Task description
Images embedded in the records are excluded; print everything else exactly as given.
= = =
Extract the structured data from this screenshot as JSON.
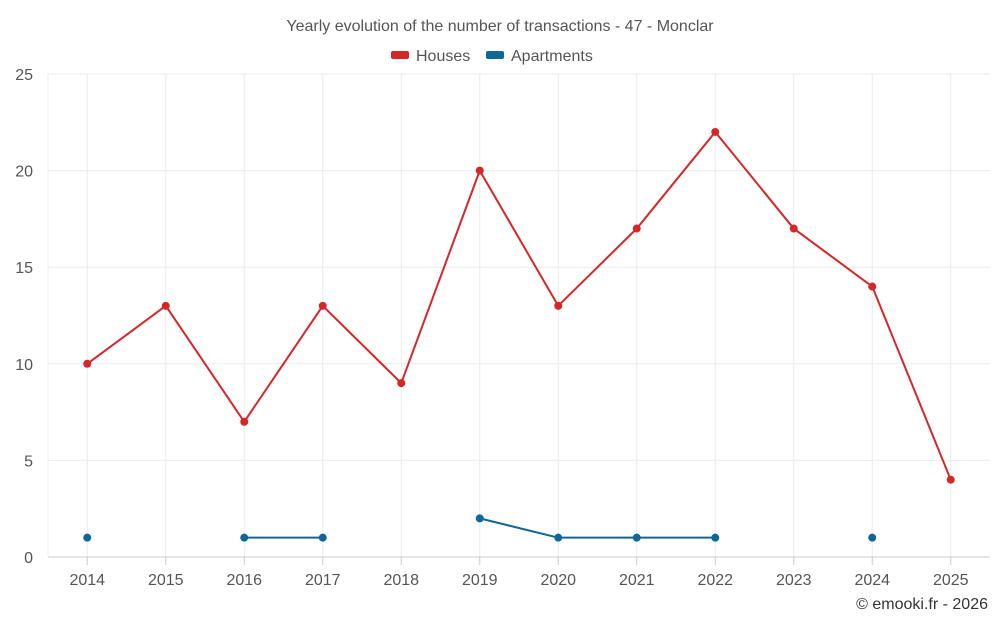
{
  "chart_data": {
    "type": "line",
    "title": "Yearly evolution of the number of transactions - 47 - Monclar",
    "categories": [
      "2014",
      "2015",
      "2016",
      "2017",
      "2018",
      "2019",
      "2020",
      "2021",
      "2022",
      "2023",
      "2024",
      "2025"
    ],
    "ylim": [
      0,
      25
    ],
    "yticks": [
      0,
      5,
      10,
      15,
      20,
      25
    ],
    "xlabel": "",
    "ylabel": "",
    "grid": true,
    "legend": "top-center",
    "series": [
      {
        "name": "Houses",
        "color": "#d62728",
        "values": [
          10,
          13,
          7,
          13,
          9,
          20,
          13,
          17,
          22,
          17,
          14,
          4
        ]
      },
      {
        "name": "Apartments",
        "color": "#0e6796",
        "values": [
          1,
          null,
          1,
          1,
          null,
          2,
          1,
          1,
          1,
          null,
          1,
          null
        ]
      }
    ]
  },
  "copyright": "© emooki.fr - 2026"
}
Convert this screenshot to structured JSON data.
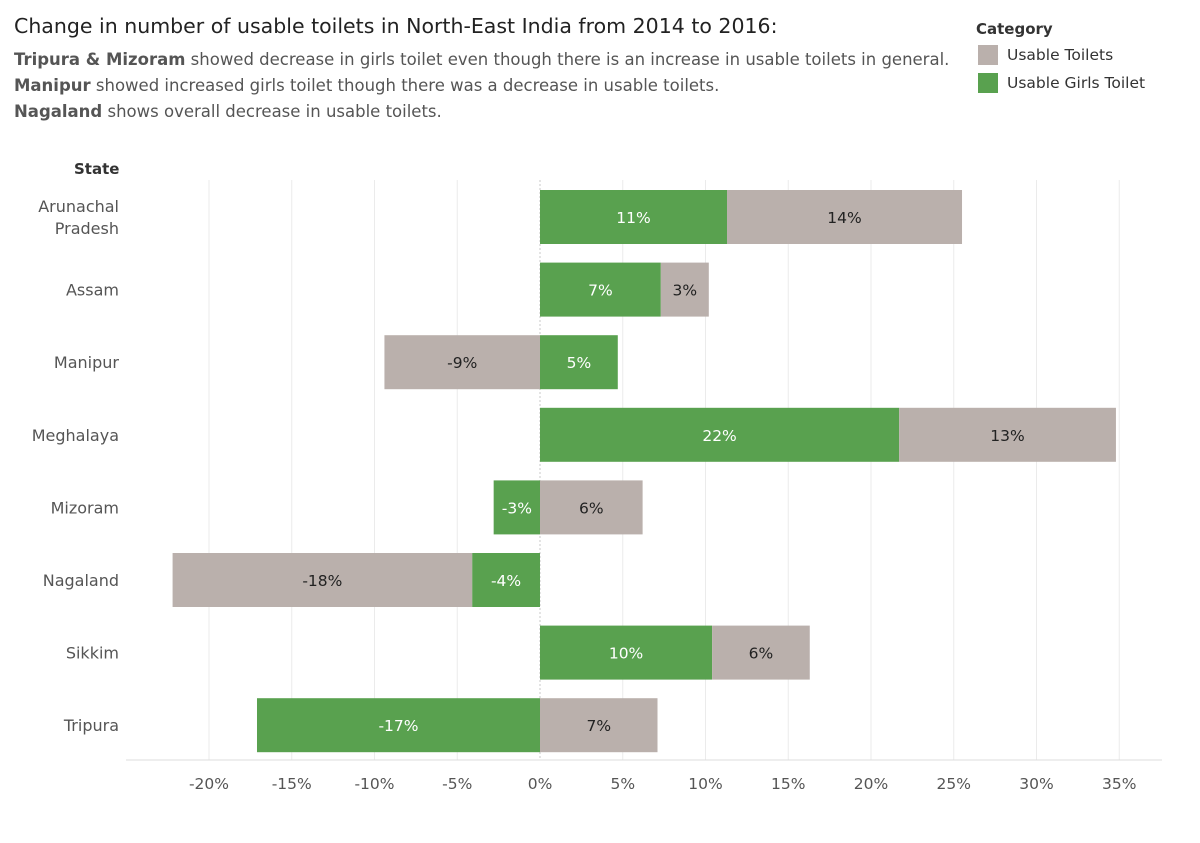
= = =
Expected answer
Extract the structured data from this screenshot as JSON.
{
  "chart_data": {
    "type": "line",
    "title": "Yearly evolution of the number of transactions - 47 - Monclar",
    "categories": [
      "2014",
      "2015",
      "2016",
      "2017",
      "2018",
      "2019",
      "2020",
      "2021",
      "2022",
      "2023",
      "2024",
      "2025"
    ],
    "ylim": [
      0,
      25
    ],
    "yticks": [
      0,
      5,
      10,
      15,
      20,
      25
    ],
    "xlabel": "",
    "ylabel": "",
    "grid": true,
    "legend": "top-center",
    "series": [
      {
        "name": "Houses",
        "color": "#d62728",
        "values": [
          10,
          13,
          7,
          13,
          9,
          20,
          13,
          17,
          22,
          17,
          14,
          4
        ]
      },
      {
        "name": "Apartments",
        "color": "#0e6796",
        "values": [
          1,
          null,
          1,
          1,
          null,
          2,
          1,
          1,
          1,
          null,
          1,
          null
        ]
      }
    ]
  },
  "copyright": "© emooki.fr - 2026"
}
Convert this screenshot to structured JSON data.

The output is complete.